Testo di studio:
Il caso

Spot&Social. La pubblicità che ripara i danni del…Servizio Pubblico

di Alberto Contri |

Quello delle mamme? Uno dei più belli e più difficili mestieri del mondo. Meno male che ci pensa la pubblicità, quella vera, quella seria e professionale, a rimettere le cose a posto. E a svolgere il ruolo che spetterebbe al Servizio Pubblico

Ci sono momenti in cui, anche come utenti del Servizio Pubblico Radiotelevisivo, è difficile non farsi prendere dallo sconforto: per esempio, quando a mezzanotte a RadioRai si sente annunciare con enfasi l’inno di Mameli diretto dal Maestro Giovanni Allevi, che è solo un perfetto prodotto di marketing costruito “pour épater les bourgeois”.

La Rubrica Spot&Social è curata da Alberto Contri, presidente della Fondazione Pubblicità Progresso. Per consultare gli articoli precedenti, clicca qui.

Dati forniti:

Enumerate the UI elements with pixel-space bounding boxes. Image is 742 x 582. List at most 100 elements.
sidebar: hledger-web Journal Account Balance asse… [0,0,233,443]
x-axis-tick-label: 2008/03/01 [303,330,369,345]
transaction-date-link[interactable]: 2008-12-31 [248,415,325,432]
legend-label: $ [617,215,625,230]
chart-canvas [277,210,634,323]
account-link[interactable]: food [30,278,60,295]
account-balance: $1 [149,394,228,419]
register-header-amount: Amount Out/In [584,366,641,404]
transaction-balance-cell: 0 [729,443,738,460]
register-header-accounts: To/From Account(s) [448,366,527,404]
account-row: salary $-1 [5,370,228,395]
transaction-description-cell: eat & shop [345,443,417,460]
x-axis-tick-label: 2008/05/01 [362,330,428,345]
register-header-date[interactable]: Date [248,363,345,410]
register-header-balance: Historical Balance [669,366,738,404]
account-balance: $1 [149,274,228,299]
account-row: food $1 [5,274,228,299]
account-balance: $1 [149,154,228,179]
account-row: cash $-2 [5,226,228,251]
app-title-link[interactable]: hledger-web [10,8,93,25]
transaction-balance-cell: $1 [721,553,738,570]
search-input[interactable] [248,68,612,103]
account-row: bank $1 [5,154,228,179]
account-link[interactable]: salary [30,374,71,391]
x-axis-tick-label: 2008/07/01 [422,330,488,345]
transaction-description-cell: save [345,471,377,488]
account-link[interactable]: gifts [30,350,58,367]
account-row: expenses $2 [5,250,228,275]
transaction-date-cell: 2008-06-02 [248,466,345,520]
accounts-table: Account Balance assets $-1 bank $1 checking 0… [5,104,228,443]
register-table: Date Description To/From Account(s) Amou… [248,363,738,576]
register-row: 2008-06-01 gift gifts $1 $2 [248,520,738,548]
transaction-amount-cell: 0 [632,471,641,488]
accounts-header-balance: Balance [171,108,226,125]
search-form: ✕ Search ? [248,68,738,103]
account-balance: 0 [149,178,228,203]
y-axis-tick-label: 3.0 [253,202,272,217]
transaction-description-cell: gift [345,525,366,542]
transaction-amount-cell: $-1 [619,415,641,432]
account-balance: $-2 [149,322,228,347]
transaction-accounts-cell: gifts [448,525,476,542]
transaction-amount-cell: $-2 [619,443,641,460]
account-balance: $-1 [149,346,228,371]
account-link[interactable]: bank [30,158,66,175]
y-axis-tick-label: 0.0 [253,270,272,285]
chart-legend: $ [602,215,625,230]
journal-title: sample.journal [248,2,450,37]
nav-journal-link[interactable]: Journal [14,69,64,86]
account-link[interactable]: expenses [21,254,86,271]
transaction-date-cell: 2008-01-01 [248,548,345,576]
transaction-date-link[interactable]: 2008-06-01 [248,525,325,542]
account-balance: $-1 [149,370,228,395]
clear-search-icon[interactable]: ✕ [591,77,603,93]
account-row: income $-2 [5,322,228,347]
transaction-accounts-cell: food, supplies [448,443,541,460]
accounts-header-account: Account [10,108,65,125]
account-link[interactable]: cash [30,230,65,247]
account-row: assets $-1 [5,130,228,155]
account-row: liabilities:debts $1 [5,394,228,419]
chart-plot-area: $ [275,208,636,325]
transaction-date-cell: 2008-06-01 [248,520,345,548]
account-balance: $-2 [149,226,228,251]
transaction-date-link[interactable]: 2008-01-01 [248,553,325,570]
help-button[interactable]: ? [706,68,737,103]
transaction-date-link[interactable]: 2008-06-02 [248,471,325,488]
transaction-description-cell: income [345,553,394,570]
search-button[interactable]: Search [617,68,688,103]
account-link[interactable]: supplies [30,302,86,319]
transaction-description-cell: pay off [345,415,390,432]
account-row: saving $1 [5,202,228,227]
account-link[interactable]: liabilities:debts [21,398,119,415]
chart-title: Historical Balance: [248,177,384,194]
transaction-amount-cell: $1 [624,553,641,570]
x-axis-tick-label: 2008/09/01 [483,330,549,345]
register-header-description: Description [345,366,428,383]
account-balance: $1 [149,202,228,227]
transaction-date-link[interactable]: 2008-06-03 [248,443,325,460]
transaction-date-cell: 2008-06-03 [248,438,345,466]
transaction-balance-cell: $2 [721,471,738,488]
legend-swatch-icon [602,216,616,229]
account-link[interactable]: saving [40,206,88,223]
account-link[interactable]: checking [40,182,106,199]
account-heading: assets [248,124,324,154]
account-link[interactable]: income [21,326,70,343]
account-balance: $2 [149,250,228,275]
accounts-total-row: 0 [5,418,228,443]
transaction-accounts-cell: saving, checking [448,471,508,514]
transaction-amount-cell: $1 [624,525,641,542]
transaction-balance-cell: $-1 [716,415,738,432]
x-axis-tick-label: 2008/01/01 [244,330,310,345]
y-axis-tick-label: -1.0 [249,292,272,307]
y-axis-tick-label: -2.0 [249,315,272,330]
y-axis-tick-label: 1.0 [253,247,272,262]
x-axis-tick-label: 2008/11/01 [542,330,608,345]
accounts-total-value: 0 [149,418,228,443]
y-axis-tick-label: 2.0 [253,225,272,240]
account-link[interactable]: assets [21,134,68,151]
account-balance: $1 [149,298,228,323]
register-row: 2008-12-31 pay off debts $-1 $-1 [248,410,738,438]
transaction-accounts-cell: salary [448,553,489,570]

Consegna: Trascrivi parola per parola il passo del testo di studio che va da "di Alberto Contri" a "precedenti, clicca qui.".

Soluzione:
di Alberto Contri |

Quello delle mamme? Uno dei più belli e più difficili mestieri del mondo. Meno male che ci pensa la pubblicità, quella vera, quella seria e professionale, a rimettere le cose a posto. E a svolgere il ruolo che spetterebbe al Servizio Pubblico

Ci sono momenti in cui, anche come utenti del Servizio Pubblico Radiotelevisivo, è difficile non farsi prendere dallo sconforto: per esempio, quando a mezzanotte a RadioRai si sente annunciare con enfasi l’inno di Mameli diretto dal Maestro Giovanni Allevi, che è solo un perfetto prodotto di marketing costruito “pour épater les bourgeois”.

La Rubrica Spot&Social è curata da Alberto Contri, presidente della Fondazione Pubblicità Progresso. Per consultare gli articoli precedenti, clicca qui.